[START OF DATASET EXCERPTS]

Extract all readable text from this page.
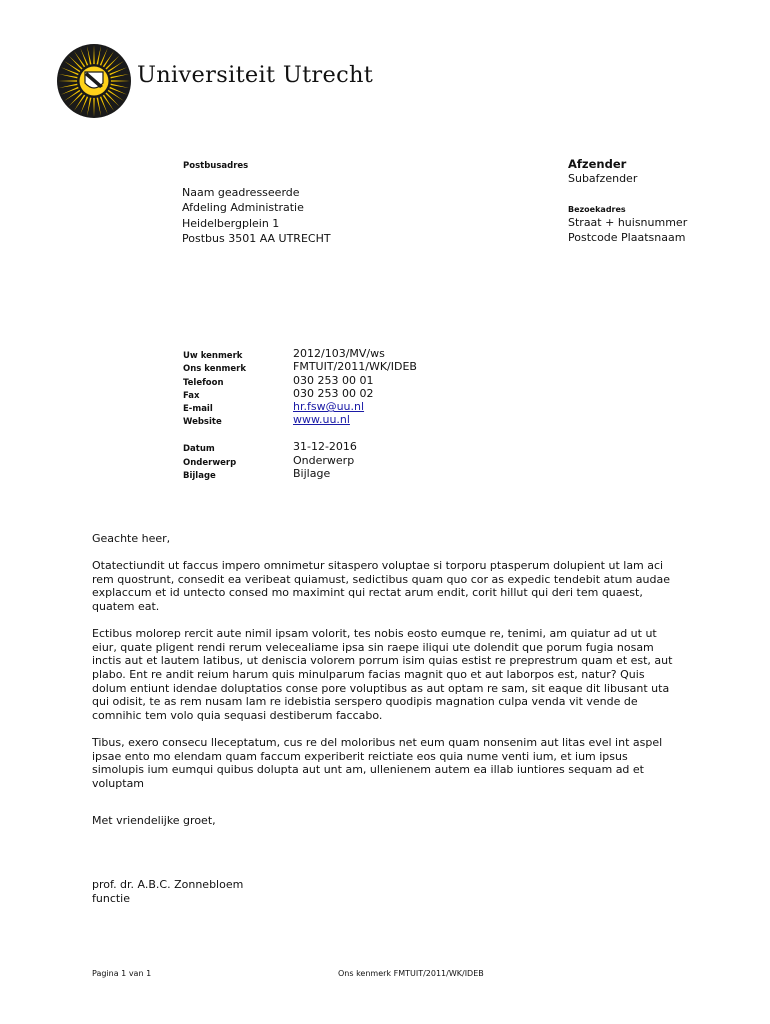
Universiteit Utrecht
Postbusadres
Naam geadresseerde
Afdeling Administratie
Heidelbergplein 1
Postbus 3501 AA UTRECHT
Afzender
Subafzender
Bezoekadres
Straat + huisnummer
Postcode Plaatsnaam
Uw kenmerk
Ons kenmerk
Telefoon
Fax
E-mail
Website
Datum
Onderwerp
Bijlage
2012/103/MV/ws
FMTUIT/2011/WK/IDEB
030 253 00 01
030 253 00 02
hr.fsw@uu.nl
www.uu.nl
31-12-2016
Onderwerp
Bijlage

Geachte heer,

Otatectiundit ut faccus impero omnimetur sitaspero voluptae si torporu ptasperum dolupient ut lam aci
rem quostrunt, consedit ea veribeat quiamust, sedictibus quam quo cor as expedic tendebit atum audae
explaccum et id untecto consed mo maximint qui rectat arum endit, corit hillut qui deri tem quaest,
quatem eat.

Ectibus molorep rercit aute nimil ipsam volorit, tes nobis eosto eumque re, tenimi, am quiatur ad ut ut
eiur, quate pligent rendi rerum velecealiame ipsa sin raepe iliqui ute dolendit que porum fugia nosam
inctis aut et lautem latibus, ut deniscia volorem porrum isim quias estist re preprestrum quam et est, aut
plabo. Ent re andit reium harum quis minulparum facias magnit quo et aut laborpos est, natur? Quis
dolum entiunt idendae doluptatios conse pore voluptibus as aut optam re sam, sit eaque dit libusant uta
qui odisit, te as rem nusam lam re idebistia serspero quodipis magnation culpa venda vit vende de
comnihic tem volo quia sequasi destiberum faccabo.

Tibus, exero consecu lleceptatum, cus re del moloribus net eum quam nonsenim aut litas evel int aspel
ipsae ento mo elendam quam faccum experiberit reictiate eos quia nume venti ium, et ium ipsus
simolupis ium eumqui quibus dolupta aut unt am, ullenienem autem ea illab iuntiores sequam ad et
voluptam

Met vriendelijke groet,
prof. dr. A.B.C. Zonnebloem
functie
Pagina 1 van 1	Ons kenmerk FMTUIT/2011/WK/IDEB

[END OF DATASET EXCERPTS]

→ **SHORT PROBLEM**:
All of the records above must be copied exactly, except for the pictures.

→ **TASK RESPONSE**:
Extract all readable text from this page.
Universiteit Utrecht
Postbusadres
Naam geadresseerde
Afdeling Administratie
Heidelbergplein 1
Postbus 3501 AA UTRECHT
Afzender
Subafzender
Bezoekadres
Straat + huisnummer
Postcode Plaatsnaam
Uw kenmerk
Ons kenmerk
Telefoon
Fax
E-mail
Website
Datum
Onderwerp
Bijlage
2012/103/MV/ws
FMTUIT/2011/WK/IDEB
030 253 00 01
030 253 00 02
hr.fsw@uu.nl
www.uu.nl
31-12-2016
Onderwerp
Bijlage

Geachte heer,

Otatectiundit ut faccus impero omnimetur sitaspero voluptae si torporu ptasperum dolupient ut lam aci
rem quostrunt, consedit ea veribeat quiamust, sedictibus quam quo cor as expedic tendebit atum audae
explaccum et id untecto consed mo maximint qui rectat arum endit, corit hillut qui deri tem quaest,
quatem eat.

Ectibus molorep rercit aute nimil ipsam volorit, tes nobis eosto eumque re, tenimi, am quiatur ad ut ut
eiur, quate pligent rendi rerum velecealiame ipsa sin raepe iliqui ute dolendit que porum fugia nosam
inctis aut et lautem latibus, ut deniscia volorem porrum isim quias estist re preprestrum quam et est, aut
plabo. Ent re andit reium harum quis minulparum facias magnit quo et aut laborpos est, natur? Quis
dolum entiunt idendae doluptatios conse pore voluptibus as aut optam re sam, sit eaque dit libusant uta
qui odisit, te as rem nusam lam re idebistia serspero quodipis magnation culpa venda vit vende de
comnihic tem volo quia sequasi destiberum faccabo.

Tibus, exero consecu lleceptatum, cus re del moloribus net eum quam nonsenim aut litas evel int aspel
ipsae ento mo elendam quam faccum experiberit reictiate eos quia nume venti ium, et ium ipsus
simolupis ium eumqui quibus dolupta aut unt am, ullenienem autem ea illab iuntiores sequam ad et
voluptam

Met vriendelijke groet,
prof. dr. A.B.C. Zonnebloem
functie
Pagina 1 van 1	Ons kenmerk FMTUIT/2011/WK/IDEB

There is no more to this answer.